▸ GOAL OF THE EXERCISE
Find how many lines contain the word "type" and state that number alone.

▸ PROVIDED MATERIAL
===
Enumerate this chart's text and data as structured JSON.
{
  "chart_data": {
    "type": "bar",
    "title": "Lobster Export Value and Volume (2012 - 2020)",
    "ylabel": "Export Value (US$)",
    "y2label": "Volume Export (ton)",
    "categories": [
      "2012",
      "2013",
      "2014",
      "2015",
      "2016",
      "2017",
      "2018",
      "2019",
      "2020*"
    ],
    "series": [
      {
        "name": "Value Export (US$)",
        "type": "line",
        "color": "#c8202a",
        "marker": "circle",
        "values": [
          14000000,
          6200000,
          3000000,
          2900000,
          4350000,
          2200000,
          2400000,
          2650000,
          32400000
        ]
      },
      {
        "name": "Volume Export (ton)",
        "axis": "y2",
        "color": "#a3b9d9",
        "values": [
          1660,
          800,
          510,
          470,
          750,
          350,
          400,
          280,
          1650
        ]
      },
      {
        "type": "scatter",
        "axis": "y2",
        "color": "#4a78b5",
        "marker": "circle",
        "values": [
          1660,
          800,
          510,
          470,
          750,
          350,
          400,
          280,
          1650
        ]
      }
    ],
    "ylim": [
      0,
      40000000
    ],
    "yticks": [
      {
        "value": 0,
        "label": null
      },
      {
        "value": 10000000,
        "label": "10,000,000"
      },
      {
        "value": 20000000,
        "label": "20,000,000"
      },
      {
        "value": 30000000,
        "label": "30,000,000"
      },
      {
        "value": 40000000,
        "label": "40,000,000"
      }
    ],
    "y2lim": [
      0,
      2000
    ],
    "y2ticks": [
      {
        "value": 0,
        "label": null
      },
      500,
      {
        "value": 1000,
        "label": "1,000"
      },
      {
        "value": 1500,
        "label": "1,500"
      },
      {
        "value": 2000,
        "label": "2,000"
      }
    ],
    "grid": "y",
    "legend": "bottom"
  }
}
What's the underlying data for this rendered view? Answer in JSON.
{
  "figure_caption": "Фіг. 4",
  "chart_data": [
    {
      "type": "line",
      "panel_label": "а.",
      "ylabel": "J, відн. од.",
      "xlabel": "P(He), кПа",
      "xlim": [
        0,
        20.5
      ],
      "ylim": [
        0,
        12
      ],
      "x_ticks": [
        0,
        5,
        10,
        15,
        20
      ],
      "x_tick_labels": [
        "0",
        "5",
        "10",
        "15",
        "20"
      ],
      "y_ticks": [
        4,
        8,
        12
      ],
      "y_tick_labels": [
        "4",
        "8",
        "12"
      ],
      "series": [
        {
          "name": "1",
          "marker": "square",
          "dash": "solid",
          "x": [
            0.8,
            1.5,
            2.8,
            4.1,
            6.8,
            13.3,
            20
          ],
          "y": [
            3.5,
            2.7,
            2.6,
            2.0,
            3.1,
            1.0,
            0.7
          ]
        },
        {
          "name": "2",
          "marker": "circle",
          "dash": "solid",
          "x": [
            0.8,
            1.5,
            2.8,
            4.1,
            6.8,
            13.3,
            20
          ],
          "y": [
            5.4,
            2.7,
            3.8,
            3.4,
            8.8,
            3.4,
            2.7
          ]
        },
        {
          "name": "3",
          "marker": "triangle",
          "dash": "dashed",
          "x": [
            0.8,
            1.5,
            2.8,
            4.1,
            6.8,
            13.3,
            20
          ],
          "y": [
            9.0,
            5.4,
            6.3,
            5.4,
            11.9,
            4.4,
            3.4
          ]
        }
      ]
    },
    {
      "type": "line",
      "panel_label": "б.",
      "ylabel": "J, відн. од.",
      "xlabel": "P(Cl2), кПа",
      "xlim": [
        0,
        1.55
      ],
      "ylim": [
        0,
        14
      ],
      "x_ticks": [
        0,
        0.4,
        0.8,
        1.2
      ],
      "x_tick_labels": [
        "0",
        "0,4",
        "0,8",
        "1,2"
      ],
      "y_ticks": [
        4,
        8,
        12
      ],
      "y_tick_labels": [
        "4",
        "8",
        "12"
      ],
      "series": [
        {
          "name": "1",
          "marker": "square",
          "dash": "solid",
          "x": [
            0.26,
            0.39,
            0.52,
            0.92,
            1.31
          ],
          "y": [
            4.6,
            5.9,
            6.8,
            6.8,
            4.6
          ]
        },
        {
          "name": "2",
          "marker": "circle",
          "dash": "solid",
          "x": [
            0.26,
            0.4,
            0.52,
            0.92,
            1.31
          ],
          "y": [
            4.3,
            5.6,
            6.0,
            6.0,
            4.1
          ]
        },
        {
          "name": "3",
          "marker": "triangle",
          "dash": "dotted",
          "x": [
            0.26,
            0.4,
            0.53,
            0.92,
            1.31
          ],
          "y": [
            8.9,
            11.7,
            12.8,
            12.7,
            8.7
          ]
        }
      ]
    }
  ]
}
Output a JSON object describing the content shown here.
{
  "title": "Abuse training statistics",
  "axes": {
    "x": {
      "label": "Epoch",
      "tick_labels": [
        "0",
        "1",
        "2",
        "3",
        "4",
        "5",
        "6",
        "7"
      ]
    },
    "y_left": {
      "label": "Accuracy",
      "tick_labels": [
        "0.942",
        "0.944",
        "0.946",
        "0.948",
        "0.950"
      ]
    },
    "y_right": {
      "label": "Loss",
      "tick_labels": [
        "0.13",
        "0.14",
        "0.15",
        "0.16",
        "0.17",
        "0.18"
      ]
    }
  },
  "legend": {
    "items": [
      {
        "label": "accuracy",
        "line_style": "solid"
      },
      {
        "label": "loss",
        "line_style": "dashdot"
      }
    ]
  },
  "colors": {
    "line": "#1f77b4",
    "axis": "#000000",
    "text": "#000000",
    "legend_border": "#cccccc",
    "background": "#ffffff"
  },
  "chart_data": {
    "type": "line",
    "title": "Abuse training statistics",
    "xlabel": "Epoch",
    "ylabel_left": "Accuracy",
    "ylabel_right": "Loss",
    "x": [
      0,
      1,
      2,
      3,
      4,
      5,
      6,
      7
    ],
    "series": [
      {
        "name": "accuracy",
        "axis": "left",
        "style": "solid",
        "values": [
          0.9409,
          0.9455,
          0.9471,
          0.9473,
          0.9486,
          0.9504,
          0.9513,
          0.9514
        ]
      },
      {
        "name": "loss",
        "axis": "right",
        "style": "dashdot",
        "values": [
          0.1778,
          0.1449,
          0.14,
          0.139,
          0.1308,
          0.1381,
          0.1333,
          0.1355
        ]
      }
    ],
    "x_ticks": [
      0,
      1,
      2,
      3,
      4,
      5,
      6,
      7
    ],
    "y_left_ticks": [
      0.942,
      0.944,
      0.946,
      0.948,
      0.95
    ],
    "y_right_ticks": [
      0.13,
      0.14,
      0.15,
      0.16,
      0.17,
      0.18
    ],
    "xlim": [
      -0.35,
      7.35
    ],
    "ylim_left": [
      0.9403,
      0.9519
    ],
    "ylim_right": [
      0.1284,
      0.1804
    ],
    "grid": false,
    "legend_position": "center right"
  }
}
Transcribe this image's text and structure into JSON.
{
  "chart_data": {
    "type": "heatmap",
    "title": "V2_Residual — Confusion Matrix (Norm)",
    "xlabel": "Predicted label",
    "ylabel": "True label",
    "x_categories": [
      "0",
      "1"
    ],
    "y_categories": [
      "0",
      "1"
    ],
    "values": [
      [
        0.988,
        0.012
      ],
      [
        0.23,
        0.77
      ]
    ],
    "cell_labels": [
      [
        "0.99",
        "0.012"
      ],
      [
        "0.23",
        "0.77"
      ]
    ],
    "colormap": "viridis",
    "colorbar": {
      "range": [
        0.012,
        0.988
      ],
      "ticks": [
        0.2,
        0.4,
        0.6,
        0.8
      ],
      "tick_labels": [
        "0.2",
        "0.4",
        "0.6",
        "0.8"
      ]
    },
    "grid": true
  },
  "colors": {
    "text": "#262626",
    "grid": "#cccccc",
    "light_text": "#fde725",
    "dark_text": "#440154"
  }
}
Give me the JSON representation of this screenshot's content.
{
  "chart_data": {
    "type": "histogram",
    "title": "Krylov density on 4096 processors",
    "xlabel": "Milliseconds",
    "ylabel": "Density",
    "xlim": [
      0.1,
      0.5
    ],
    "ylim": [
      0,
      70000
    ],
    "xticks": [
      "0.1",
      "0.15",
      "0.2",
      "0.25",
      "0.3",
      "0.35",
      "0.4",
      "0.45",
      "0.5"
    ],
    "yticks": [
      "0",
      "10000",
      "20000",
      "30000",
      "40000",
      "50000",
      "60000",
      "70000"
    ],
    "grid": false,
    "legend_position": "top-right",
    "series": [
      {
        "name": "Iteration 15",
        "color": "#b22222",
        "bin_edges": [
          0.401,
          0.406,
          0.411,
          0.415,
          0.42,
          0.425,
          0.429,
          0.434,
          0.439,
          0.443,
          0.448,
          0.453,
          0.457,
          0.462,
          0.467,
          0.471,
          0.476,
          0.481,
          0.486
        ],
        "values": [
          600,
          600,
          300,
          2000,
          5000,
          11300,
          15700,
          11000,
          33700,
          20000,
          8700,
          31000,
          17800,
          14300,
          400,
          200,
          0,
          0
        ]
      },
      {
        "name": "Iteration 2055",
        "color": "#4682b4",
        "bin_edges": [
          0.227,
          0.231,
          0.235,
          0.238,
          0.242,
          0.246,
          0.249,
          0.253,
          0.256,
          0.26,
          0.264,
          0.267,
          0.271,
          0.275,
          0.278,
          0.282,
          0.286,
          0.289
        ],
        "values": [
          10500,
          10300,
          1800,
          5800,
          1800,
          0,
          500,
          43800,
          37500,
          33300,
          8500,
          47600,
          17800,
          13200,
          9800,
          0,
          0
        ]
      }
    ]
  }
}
===
▸ TASK OUTPUT
8